- Goal of the exercise -
Quote each line of the material verbatim, without the pictures.

........

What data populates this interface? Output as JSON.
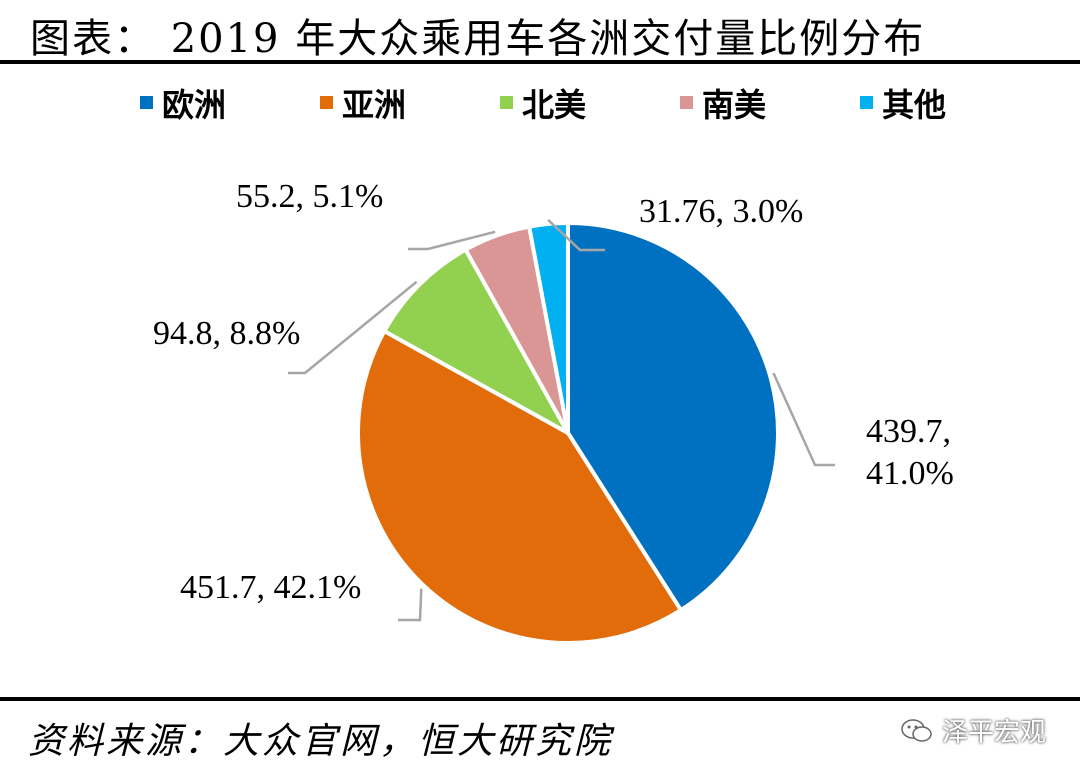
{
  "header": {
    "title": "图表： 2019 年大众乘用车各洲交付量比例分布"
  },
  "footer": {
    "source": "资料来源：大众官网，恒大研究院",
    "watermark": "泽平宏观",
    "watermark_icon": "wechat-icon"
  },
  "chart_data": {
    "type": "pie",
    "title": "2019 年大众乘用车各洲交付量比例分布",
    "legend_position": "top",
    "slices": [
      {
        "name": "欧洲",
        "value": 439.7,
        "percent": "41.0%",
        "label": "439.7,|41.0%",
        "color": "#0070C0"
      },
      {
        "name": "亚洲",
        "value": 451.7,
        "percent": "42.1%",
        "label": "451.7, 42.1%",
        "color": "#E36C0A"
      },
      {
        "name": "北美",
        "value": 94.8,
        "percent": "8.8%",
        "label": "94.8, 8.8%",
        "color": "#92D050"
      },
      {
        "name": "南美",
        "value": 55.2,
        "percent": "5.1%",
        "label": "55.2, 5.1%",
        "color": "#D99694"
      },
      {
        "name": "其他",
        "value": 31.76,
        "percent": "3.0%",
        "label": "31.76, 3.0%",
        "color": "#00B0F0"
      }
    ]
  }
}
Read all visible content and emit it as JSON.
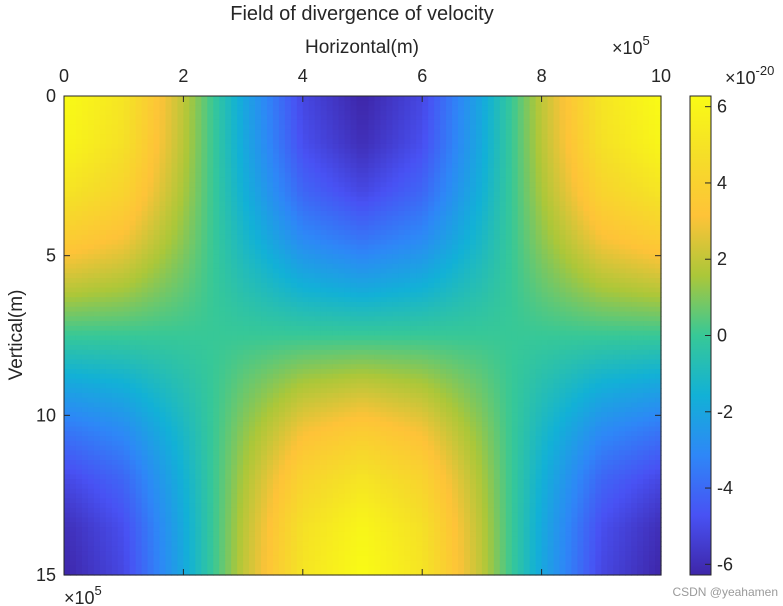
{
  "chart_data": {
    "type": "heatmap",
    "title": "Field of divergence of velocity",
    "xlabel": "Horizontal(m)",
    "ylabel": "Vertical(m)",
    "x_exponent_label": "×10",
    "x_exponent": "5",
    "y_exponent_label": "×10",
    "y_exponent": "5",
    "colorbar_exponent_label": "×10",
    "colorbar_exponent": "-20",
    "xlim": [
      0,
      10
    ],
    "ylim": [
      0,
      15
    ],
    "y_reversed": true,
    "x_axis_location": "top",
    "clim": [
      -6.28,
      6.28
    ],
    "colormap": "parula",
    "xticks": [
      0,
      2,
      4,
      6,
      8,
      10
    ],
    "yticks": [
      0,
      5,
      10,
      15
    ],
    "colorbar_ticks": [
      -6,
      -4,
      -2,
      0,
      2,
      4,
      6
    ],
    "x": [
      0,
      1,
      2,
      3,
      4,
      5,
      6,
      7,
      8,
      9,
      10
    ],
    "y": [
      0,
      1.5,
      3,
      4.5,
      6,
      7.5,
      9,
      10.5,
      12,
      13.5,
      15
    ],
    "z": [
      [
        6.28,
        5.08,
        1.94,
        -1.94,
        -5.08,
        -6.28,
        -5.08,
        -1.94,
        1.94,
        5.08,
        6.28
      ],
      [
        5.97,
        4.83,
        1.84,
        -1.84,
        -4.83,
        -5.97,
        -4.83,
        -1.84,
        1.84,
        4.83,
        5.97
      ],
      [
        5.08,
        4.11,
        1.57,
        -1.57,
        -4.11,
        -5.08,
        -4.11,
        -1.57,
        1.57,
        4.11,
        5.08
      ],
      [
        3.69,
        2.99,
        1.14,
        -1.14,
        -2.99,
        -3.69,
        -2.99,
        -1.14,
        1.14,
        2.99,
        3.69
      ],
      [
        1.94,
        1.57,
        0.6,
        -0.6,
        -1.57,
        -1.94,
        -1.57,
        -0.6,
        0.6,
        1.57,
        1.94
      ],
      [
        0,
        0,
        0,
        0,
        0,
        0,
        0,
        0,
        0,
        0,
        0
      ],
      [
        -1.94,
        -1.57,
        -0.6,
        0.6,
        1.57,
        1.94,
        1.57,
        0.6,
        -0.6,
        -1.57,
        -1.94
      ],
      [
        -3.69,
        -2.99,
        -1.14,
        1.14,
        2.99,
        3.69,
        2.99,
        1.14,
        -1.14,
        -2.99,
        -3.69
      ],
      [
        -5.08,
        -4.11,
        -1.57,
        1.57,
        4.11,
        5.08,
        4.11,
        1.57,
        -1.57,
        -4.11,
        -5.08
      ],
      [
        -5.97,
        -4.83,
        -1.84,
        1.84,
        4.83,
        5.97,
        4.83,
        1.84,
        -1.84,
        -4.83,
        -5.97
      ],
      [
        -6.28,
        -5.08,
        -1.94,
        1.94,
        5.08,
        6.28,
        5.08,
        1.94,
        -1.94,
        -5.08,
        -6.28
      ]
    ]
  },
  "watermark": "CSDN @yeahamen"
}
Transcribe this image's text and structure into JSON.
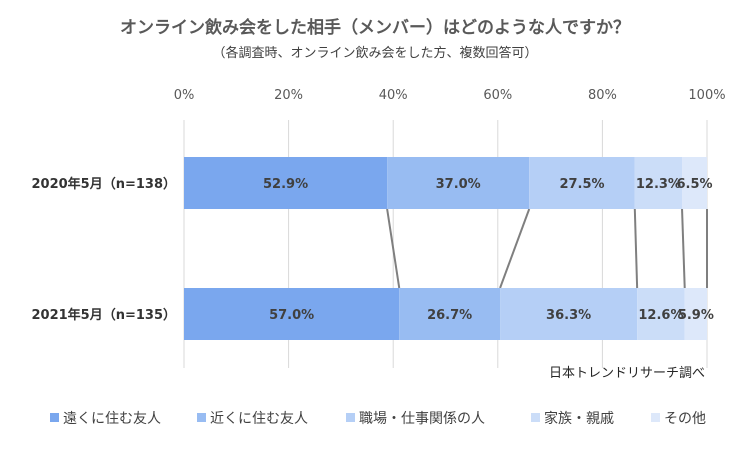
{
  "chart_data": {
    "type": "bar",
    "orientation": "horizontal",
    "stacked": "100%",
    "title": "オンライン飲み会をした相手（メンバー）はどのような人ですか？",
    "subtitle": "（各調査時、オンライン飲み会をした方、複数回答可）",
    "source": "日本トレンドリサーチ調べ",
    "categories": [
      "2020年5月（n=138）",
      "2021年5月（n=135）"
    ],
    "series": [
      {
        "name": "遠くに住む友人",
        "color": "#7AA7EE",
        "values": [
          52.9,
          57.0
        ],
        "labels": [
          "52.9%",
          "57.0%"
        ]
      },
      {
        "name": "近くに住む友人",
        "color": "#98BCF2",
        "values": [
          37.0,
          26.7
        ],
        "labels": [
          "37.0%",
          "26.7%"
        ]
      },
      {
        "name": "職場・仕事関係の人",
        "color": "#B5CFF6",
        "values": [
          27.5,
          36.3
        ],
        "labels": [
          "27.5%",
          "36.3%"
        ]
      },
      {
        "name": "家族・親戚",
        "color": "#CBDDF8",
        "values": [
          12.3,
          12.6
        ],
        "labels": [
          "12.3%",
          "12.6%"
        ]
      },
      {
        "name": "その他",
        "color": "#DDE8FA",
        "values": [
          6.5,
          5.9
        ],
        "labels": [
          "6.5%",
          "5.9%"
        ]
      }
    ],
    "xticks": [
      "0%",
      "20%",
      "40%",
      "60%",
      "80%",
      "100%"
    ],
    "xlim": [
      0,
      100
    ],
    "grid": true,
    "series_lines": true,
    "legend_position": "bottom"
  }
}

........

- Final answer -
What data populates this interface? Output as JSON.
{
  "header": {
    "title": "图表： 2019 年大众乘用车各洲交付量比例分布"
  },
  "footer": {
    "source": "资料来源：大众官网，恒大研究院",
    "watermark": "泽平宏观",
    "watermark_icon": "wechat-icon"
  },
  "chart_data": {
    "type": "pie",
    "title": "2019 年大众乘用车各洲交付量比例分布",
    "legend_position": "top",
    "slices": [
      {
        "name": "欧洲",
        "value": 439.7,
        "percent": "41.0%",
        "label": "439.7,|41.0%",
        "color": "#0070C0"
      },
      {
        "name": "亚洲",
        "value": 451.7,
        "percent": "42.1%",
        "label": "451.7, 42.1%",
        "color": "#E36C0A"
      },
      {
        "name": "北美",
        "value": 94.8,
        "percent": "8.8%",
        "label": "94.8, 8.8%",
        "color": "#92D050"
      },
      {
        "name": "南美",
        "value": 55.2,
        "percent": "5.1%",
        "label": "55.2, 5.1%",
        "color": "#D99694"
      },
      {
        "name": "其他",
        "value": 31.76,
        "percent": "3.0%",
        "label": "31.76, 3.0%",
        "color": "#00B0F0"
      }
    ]
  }
}
Read all visible content and emit it as JSON.
{
  "chart_data": {
    "type": "heatmap",
    "title": "Field of divergence of velocity",
    "xlabel": "Horizontal(m)",
    "ylabel": "Vertical(m)",
    "x_exponent_label": "×10",
    "x_exponent": "5",
    "y_exponent_label": "×10",
    "y_exponent": "5",
    "colorbar_exponent_label": "×10",
    "colorbar_exponent": "-20",
    "xlim": [
      0,
      10
    ],
    "ylim": [
      0,
      15
    ],
    "y_reversed": true,
    "x_axis_location": "top",
    "clim": [
      -6.28,
      6.28
    ],
    "colormap": "parula",
    "xticks": [
      0,
      2,
      4,
      6,
      8,
      10
    ],
    "yticks": [
      0,
      5,
      10,
      15
    ],
    "colorbar_ticks": [
      -6,
      -4,
      -2,
      0,
      2,
      4,
      6
    ],
    "x": [
      0,
      1,
      2,
      3,
      4,
      5,
      6,
      7,
      8,
      9,
      10
    ],
    "y": [
      0,
      1.5,
      3,
      4.5,
      6,
      7.5,
      9,
      10.5,
      12,
      13.5,
      15
    ],
    "z": [
      [
        6.28,
        5.08,
        1.94,
        -1.94,
        -5.08,
        -6.28,
        -5.08,
        -1.94,
        1.94,
        5.08,
        6.28
      ],
      [
        5.97,
        4.83,
        1.84,
        -1.84,
        -4.83,
        -5.97,
        -4.83,
        -1.84,
        1.84,
        4.83,
        5.97
      ],
      [
        5.08,
        4.11,
        1.57,
        -1.57,
        -4.11,
        -5.08,
        -4.11,
        -1.57,
        1.57,
        4.11,
        5.08
      ],
      [
        3.69,
        2.99,
        1.14,
        -1.14,
        -2.99,
        -3.69,
        -2.99,
        -1.14,
        1.14,
        2.99,
        3.69
      ],
      [
        1.94,
        1.57,
        0.6,
        -0.6,
        -1.57,
        -1.94,
        -1.57,
        -0.6,
        0.6,
        1.57,
        1.94
      ],
      [
        0,
        0,
        0,
        0,
        0,
        0,
        0,
        0,
        0,
        0,
        0
      ],
      [
        -1.94,
        -1.57,
        -0.6,
        0.6,
        1.57,
        1.94,
        1.57,
        0.6,
        -0.6,
        -1.57,
        -1.94
      ],
      [
        -3.69,
        -2.99,
        -1.14,
        1.14,
        2.99,
        3.69,
        2.99,
        1.14,
        -1.14,
        -2.99,
        -3.69
      ],
      [
        -5.08,
        -4.11,
        -1.57,
        1.57,
        4.11,
        5.08,
        4.11,
        1.57,
        -1.57,
        -4.11,
        -5.08
      ],
      [
        -5.97,
        -4.83,
        -1.84,
        1.84,
        4.83,
        5.97,
        4.83,
        1.84,
        -1.84,
        -4.83,
        -5.97
      ],
      [
        -6.28,
        -5.08,
        -1.94,
        1.94,
        5.08,
        6.28,
        5.08,
        1.94,
        -1.94,
        -5.08,
        -6.28
      ]
    ]
  },
  "watermark": "CSDN @yeahamen"
}
Transcribe this image's text and structure into JSON.
{
  "chart_data": {
    "type": "bar",
    "orientation": "horizontal",
    "stacked": "100%",
    "title": "オンライン飲み会をした相手（メンバー）はどのような人ですか？",
    "subtitle": "（各調査時、オンライン飲み会をした方、複数回答可）",
    "source": "日本トレンドリサーチ調べ",
    "categories": [
      "2020年5月（n=138）",
      "2021年5月（n=135）"
    ],
    "series": [
      {
        "name": "遠くに住む友人",
        "color": "#7AA7EE",
        "values": [
          52.9,
          57.0
        ],
        "labels": [
          "52.9%",
          "57.0%"
        ]
      },
      {
        "name": "近くに住む友人",
        "color": "#98BCF2",
        "values": [
          37.0,
          26.7
        ],
        "labels": [
          "37.0%",
          "26.7%"
        ]
      },
      {
        "name": "職場・仕事関係の人",
        "color": "#B5CFF6",
        "values": [
          27.5,
          36.3
        ],
        "labels": [
          "27.5%",
          "36.3%"
        ]
      },
      {
        "name": "家族・親戚",
        "color": "#CBDDF8",
        "values": [
          12.3,
          12.6
        ],
        "labels": [
          "12.3%",
          "12.6%"
        ]
      },
      {
        "name": "その他",
        "color": "#DDE8FA",
        "values": [
          6.5,
          5.9
        ],
        "labels": [
          "6.5%",
          "5.9%"
        ]
      }
    ],
    "xticks": [
      "0%",
      "20%",
      "40%",
      "60%",
      "80%",
      "100%"
    ],
    "xlim": [
      0,
      100
    ],
    "grid": true,
    "series_lines": true,
    "legend_position": "bottom"
  }
}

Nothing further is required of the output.